(Dataset rows)
***
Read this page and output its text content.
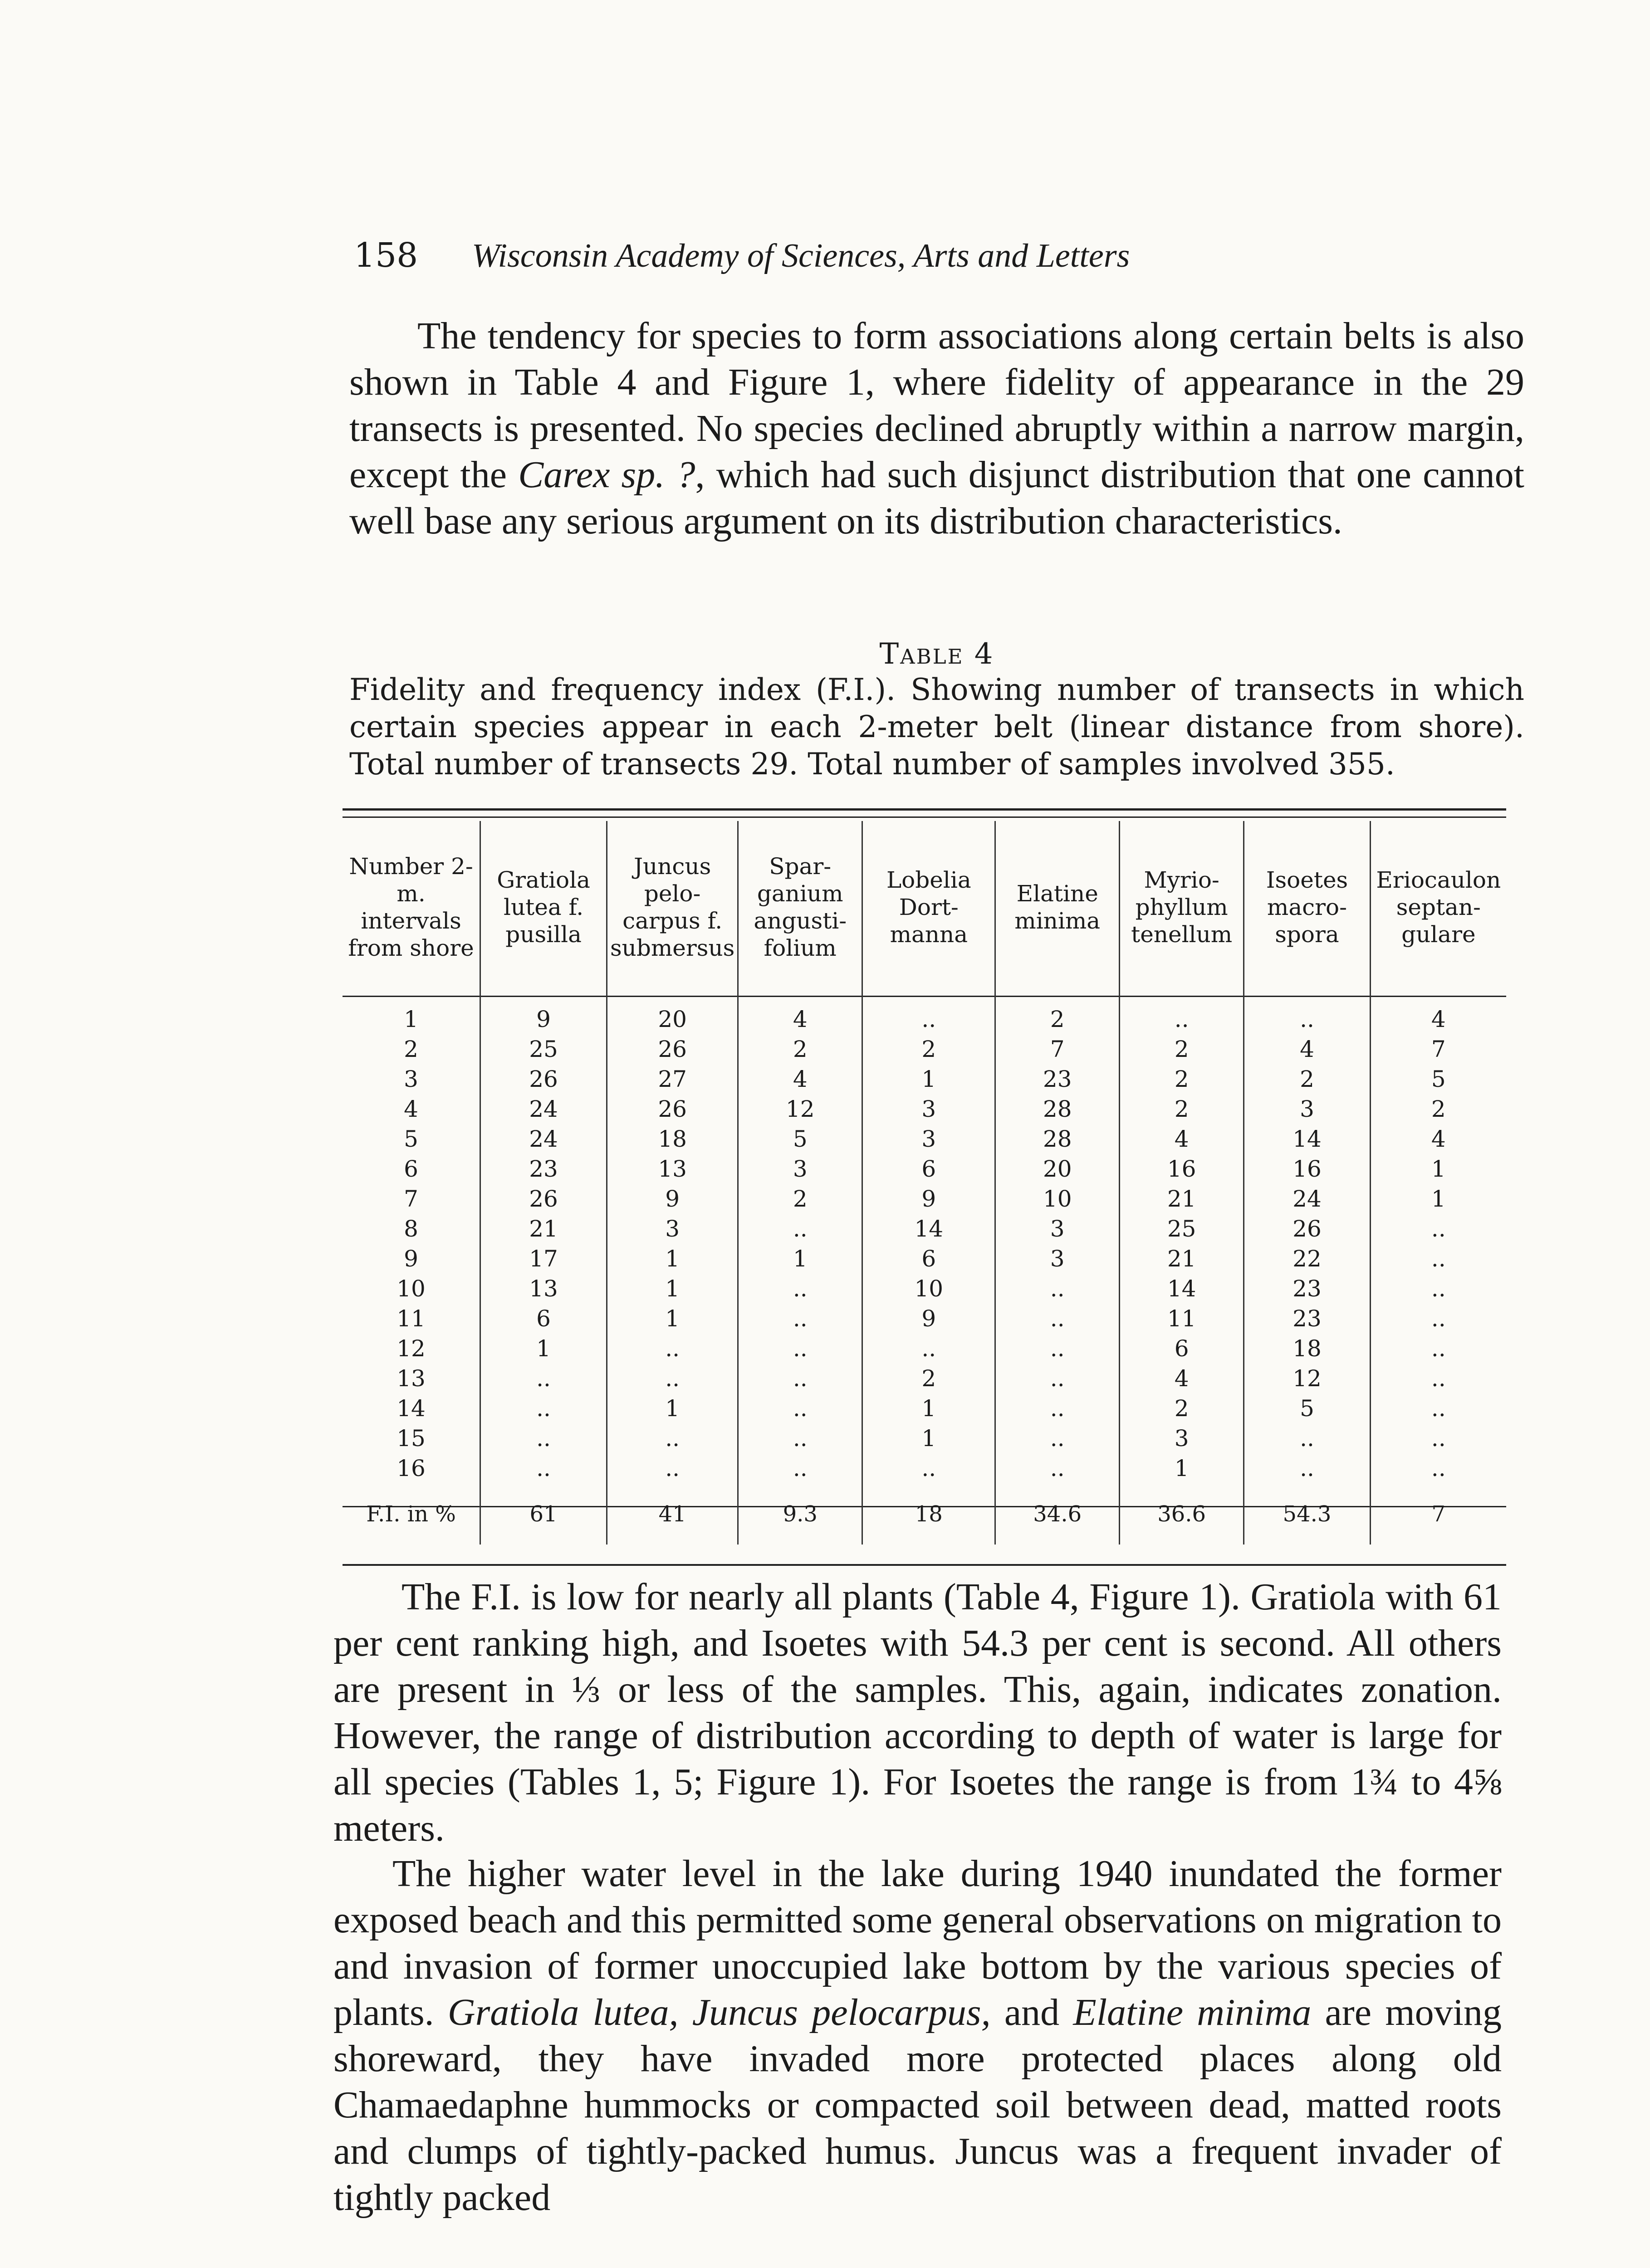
158	Wisconsin Academy of Sciences, Arts and Letters

The tendency for species to form associations along certain belts is also shown in Table 4 and Figure 1, where fidelity of appearance in the 29 transects is presented. No species declined abruptly within a narrow margin, except the Carex sp. ?, which had such disjunct distribution that one cannot well base any serious argument on its distribution characteristics.

Table 4

Fidelity and frequency index (F.I.). Showing number of transects in which certain species appear in each 2-meter belt (linear distance from shore). Total number of transects 29. Total number of samples involved 355.

Number 2-m. intervals from shore	Gratiola lutea f. pusilla	Juncus pelo- carpus f. submersus	Spar- ganium angusti- folium	Lobelia Dort- manna	Elatine minima	Myrio- phyllum tenellum	Isoetes macro- spora	Eriocaulon septan- gulare
1	9	20	4	..	2	..	..	4
2	25	26	2	2	7	2	4	7
3	26	27	4	1	23	2	2	5
4	24	26	12	3	28	2	3	2
5	24	18	5	3	28	4	14	4
6	23	13	3	6	20	16	16	1
7	26	9	2	9	10	21	24	1
8	21	3	..	14	3	25	26	..
9	17	1	1	6	3	21	22	..
10	13	1	..	10	..	14	23	..
11	6	1	..	9	..	11	23	..
12	1	..	..	..	..	6	18	..
13	..	..	..	2	..	4	12	..
14	..	1	..	1	..	2	5	..
15	..	..	..	1	..	3	..	..
16	..	..	..	..	..	1	..	..
F.I. in %	61	41	9.3	18	34.6	36.6	54.3	7

The F.I. is low for nearly all plants (Table 4, Figure 1). Gratiola with 61 per cent ranking high, and Isoetes with 54.3 per cent is second. All others are present in ⅓ or less of the samples. This, again, indicates zonation. However, the range of distribution according to depth of water is large for all species (Tables 1, 5; Figure 1). For Isoetes the range is from 1¾ to 4⅝ meters.

The higher water level in the lake during 1940 inundated the former exposed beach and this permitted some general observations on migration to and invasion of former unoccupied lake bottom by the various species of plants. Gratiola lutea, Juncus pelocarpus, and Elatine minima are moving shoreward, they have invaded more protected places along old Chamaedaphne hummocks or compacted soil between dead, matted roots and clumps of tightly-packed humus. Juncus was a frequent invader of tightly packed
***
→ OBJECTIVE
Write out each entry exactly as given, but skip the pictures.

→ SOLUTION TO THIS TASK
Read this page and output its text content.
158	Wisconsin Academy of Sciences, Arts and Letters

The tendency for species to form associations along certain belts is also shown in Table 4 and Figure 1, where fidelity of appearance in the 29 transects is presented. No species declined abruptly within a narrow margin, except the Carex sp. ?, which had such disjunct distribution that one cannot well base any serious argument on its distribution characteristics.

Table 4

Fidelity and frequency index (F.I.). Showing number of transects in which certain species appear in each 2-meter belt (linear distance from shore). Total number of transects 29. Total number of samples involved 355.

Number 2-m. intervals from shore	Gratiola lutea f. pusilla	Juncus pelo- carpus f. submersus	Spar- ganium angusti- folium	Lobelia Dort- manna	Elatine minima	Myrio- phyllum tenellum	Isoetes macro- spora	Eriocaulon septan- gulare
1	9	20	4	..	2	..	..	4
2	25	26	2	2	7	2	4	7
3	26	27	4	1	23	2	2	5
4	24	26	12	3	28	2	3	2
5	24	18	5	3	28	4	14	4
6	23	13	3	6	20	16	16	1
7	26	9	2	9	10	21	24	1
8	21	3	..	14	3	25	26	..
9	17	1	1	6	3	21	22	..
10	13	1	..	10	..	14	23	..
11	6	1	..	9	..	11	23	..
12	1	..	..	..	..	6	18	..
13	..	..	..	2	..	4	12	..
14	..	1	..	1	..	2	5	..
15	..	..	..	1	..	3	..	..
16	..	..	..	..	..	1	..	..
F.I. in %	61	41	9.3	18	34.6	36.6	54.3	7

The F.I. is low for nearly all plants (Table 4, Figure 1). Gratiola with 61 per cent ranking high, and Isoetes with 54.3 per cent is second. All others are present in ⅓ or less of the samples. This, again, indicates zonation. However, the range of distribution according to depth of water is large for all species (Tables 1, 5; Figure 1). For Isoetes the range is from 1¾ to 4⅝ meters.

The higher water level in the lake during 1940 inundated the former exposed beach and this permitted some general observations on migration to and invasion of former unoccupied lake bottom by the various species of plants. Gratiola lutea, Juncus pelocarpus, and Elatine minima are moving shoreward, they have invaded more protected places along old Chamaedaphne hummocks or compacted soil between dead, matted roots and clumps of tightly-packed humus. Juncus was a frequent invader of tightly packed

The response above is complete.